- **Problem to solve**: Please output the stretch from the line containing "List 15 of the" through the line containing "text: 3 years: [141, 352, 249, 388]" as a two-column CSV with the headers text and answer, one row per item. Put each field in quotes and replace any line breaks with spaces.
## begin Dataset excerpts
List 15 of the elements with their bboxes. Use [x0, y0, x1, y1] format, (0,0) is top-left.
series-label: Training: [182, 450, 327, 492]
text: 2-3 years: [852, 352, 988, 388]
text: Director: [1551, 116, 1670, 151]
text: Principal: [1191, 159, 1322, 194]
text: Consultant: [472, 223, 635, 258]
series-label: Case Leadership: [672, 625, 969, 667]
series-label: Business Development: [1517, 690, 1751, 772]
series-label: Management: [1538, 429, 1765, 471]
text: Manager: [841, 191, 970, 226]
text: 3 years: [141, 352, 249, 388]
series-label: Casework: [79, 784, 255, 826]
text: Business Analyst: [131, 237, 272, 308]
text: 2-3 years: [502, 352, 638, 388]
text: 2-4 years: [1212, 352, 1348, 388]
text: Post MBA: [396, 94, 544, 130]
## end Dataset excerpts
## begin Dataset excerpts
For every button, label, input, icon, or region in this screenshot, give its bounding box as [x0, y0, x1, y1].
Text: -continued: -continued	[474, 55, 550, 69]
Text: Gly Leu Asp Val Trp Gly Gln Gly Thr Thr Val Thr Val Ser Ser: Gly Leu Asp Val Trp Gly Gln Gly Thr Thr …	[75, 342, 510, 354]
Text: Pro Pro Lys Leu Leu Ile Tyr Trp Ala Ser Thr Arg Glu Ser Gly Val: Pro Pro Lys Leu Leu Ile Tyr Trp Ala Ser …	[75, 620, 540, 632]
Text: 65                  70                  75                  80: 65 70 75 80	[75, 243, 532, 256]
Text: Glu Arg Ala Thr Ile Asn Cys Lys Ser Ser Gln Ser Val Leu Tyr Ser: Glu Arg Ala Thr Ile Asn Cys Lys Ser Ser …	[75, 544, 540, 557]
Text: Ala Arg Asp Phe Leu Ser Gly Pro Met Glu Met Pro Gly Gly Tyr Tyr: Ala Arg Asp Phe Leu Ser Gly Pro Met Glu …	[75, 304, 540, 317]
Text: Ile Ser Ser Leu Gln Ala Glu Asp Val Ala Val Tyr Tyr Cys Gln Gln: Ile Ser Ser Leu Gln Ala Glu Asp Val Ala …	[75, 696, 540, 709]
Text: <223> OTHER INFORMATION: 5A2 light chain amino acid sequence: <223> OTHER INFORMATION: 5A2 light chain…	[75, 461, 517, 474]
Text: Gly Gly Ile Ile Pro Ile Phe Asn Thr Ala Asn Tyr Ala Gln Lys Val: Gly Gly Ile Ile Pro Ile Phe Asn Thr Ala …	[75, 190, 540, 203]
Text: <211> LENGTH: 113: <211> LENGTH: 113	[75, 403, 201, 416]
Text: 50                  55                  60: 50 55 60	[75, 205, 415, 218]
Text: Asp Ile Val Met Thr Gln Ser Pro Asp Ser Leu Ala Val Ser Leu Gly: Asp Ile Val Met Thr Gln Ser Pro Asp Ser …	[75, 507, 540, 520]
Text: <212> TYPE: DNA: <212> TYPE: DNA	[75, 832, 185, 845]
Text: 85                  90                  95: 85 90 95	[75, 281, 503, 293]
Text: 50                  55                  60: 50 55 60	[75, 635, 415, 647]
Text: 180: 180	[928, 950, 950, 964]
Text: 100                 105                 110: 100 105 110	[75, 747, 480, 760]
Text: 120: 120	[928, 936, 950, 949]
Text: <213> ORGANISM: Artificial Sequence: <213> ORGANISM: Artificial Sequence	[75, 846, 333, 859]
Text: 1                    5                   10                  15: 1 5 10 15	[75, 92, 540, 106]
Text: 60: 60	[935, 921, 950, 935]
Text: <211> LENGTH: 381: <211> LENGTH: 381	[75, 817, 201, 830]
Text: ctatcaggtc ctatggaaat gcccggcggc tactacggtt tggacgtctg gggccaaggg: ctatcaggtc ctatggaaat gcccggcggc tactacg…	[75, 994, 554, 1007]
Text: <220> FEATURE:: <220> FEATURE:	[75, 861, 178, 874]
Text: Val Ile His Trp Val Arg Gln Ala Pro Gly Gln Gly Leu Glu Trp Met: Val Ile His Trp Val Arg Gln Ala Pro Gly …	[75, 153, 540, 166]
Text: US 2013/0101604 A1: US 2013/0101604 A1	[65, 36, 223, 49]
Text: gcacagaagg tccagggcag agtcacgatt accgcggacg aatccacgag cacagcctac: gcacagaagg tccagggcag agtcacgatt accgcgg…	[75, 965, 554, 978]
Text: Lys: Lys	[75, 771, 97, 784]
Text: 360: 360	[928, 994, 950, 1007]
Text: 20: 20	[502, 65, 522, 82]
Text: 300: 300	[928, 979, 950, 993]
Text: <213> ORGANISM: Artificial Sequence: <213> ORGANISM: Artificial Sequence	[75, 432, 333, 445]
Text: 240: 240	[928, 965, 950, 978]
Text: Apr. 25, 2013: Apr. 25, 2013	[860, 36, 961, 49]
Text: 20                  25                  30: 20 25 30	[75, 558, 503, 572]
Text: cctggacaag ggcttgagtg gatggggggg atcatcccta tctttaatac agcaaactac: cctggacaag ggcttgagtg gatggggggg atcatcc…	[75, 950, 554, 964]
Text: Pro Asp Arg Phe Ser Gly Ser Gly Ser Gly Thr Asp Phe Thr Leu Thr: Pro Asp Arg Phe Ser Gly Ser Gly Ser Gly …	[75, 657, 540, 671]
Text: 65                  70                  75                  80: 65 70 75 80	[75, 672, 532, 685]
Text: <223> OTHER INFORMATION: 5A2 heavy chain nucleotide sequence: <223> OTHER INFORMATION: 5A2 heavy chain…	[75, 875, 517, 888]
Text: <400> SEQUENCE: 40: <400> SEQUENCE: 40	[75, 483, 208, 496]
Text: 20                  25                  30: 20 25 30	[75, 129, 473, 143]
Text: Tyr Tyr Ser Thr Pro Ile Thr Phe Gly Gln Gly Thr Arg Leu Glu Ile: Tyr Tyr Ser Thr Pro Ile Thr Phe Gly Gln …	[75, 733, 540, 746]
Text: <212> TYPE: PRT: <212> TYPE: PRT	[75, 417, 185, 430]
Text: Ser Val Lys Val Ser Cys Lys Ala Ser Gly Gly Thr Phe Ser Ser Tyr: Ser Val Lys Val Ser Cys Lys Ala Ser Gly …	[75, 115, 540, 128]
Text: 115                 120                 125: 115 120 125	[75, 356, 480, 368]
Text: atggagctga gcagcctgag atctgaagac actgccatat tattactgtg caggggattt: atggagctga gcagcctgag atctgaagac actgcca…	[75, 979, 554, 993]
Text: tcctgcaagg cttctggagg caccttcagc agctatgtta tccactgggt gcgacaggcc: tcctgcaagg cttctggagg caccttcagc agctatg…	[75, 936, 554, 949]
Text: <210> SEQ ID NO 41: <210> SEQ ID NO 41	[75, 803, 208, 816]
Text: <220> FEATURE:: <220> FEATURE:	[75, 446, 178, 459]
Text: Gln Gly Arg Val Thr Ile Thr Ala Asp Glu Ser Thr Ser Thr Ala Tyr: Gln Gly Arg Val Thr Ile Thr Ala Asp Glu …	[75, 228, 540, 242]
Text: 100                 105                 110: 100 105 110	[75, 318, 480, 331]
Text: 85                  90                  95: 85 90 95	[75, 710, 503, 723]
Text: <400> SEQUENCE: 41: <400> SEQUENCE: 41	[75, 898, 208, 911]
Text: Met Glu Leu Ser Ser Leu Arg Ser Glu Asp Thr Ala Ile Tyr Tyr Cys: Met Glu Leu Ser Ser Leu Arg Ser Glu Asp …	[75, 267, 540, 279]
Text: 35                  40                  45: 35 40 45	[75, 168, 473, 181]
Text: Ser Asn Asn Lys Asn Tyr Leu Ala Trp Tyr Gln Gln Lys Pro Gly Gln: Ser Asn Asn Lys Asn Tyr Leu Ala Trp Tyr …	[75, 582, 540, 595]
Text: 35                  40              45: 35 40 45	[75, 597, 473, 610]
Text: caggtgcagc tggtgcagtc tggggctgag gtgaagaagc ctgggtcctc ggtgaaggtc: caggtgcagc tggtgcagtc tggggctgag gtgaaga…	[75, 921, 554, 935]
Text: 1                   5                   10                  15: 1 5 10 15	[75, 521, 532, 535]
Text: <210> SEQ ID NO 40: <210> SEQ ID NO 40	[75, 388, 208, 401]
## end Dataset excerpts
## begin Dataset excerpts
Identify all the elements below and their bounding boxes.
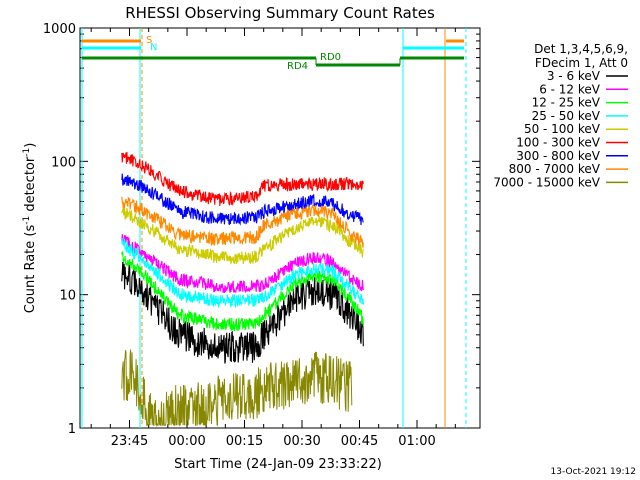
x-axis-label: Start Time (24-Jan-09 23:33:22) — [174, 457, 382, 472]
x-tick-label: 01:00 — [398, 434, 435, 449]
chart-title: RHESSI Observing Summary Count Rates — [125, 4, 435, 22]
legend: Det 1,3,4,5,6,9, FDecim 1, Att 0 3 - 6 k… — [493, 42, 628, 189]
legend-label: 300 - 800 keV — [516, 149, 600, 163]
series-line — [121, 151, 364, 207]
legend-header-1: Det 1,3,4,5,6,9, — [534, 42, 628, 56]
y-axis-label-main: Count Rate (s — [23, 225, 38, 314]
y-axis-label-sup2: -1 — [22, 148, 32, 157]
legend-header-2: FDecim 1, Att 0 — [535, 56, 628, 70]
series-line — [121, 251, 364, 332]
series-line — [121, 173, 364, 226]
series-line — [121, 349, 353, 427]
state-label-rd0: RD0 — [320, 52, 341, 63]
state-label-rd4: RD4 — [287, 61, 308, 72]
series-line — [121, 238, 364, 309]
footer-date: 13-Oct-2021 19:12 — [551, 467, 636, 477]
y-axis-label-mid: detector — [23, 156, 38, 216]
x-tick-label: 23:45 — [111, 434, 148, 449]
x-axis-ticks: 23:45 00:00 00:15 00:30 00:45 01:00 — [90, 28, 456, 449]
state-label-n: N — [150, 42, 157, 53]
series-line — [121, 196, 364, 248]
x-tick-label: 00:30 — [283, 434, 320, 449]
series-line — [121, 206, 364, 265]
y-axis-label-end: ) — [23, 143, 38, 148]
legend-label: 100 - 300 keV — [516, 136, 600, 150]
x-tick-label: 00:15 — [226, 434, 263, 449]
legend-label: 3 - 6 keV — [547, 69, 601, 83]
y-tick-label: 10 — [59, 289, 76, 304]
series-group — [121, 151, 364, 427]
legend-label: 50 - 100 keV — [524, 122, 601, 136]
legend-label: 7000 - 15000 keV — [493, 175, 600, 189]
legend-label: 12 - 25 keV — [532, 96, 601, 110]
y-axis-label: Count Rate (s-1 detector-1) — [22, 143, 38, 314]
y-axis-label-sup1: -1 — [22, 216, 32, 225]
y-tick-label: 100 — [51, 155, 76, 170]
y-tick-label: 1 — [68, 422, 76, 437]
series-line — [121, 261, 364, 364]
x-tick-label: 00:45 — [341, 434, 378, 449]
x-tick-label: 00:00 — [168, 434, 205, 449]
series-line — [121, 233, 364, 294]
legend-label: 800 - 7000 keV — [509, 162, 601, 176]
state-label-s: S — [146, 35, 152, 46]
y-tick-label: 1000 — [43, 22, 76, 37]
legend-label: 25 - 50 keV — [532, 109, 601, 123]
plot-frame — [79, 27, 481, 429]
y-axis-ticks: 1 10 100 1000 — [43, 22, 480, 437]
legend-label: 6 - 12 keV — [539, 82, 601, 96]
## end Dataset excerpts
- **Answer in full**:
text,answer
"List 15 of the elements with their bboxes. Use [x0, y0, x1, y1] format, (0,0) is top-left.","series-label: Training: [182, 450, 327, 492] text: 2-3 years: [852, 352, 988, 388] text: Director: [1551, 116, 1670, 151] text: Principal: [1191, 159, 1322, 194] text: Consultant: [472, 223, 635, 258] series-label: Case Leadership: [672, 625, 969, 667] series-label: Business Development: [1517, 690, 1751, 772] series-label: Management: [1538, 429, 1765, 471] text: Manager: [841, 191, 970, 226] text: 3 years: [141, 352, 249, 388]"